_Instructions for the task_
Copy the lines exactly as they appear, from the very first line through the line containing "y-tick-label: 10%: [34, 272, 65, 284]".

_Exercise materials_
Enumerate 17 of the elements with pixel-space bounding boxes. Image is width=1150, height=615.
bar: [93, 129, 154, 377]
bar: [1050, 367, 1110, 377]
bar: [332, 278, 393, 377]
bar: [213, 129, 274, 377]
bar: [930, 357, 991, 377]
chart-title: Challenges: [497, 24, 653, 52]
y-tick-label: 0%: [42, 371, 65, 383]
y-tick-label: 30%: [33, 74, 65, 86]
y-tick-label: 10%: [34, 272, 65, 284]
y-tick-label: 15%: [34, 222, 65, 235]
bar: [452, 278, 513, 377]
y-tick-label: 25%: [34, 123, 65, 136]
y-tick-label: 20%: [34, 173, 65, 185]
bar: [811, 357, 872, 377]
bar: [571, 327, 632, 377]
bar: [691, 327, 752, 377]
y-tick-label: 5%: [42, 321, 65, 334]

_Written reply_
Enumerate 17 of the elements with pixel-space bounding boxes. Image is width=1150, height=615.
bar: [93, 129, 154, 377]
bar: [1050, 367, 1110, 377]
bar: [332, 278, 393, 377]
bar: [213, 129, 274, 377]
bar: [930, 357, 991, 377]
chart-title: Challenges: [497, 24, 653, 52]
y-tick-label: 0%: [42, 371, 65, 383]
y-tick-label: 30%: [33, 74, 65, 86]
y-tick-label: 10%: [34, 272, 65, 284]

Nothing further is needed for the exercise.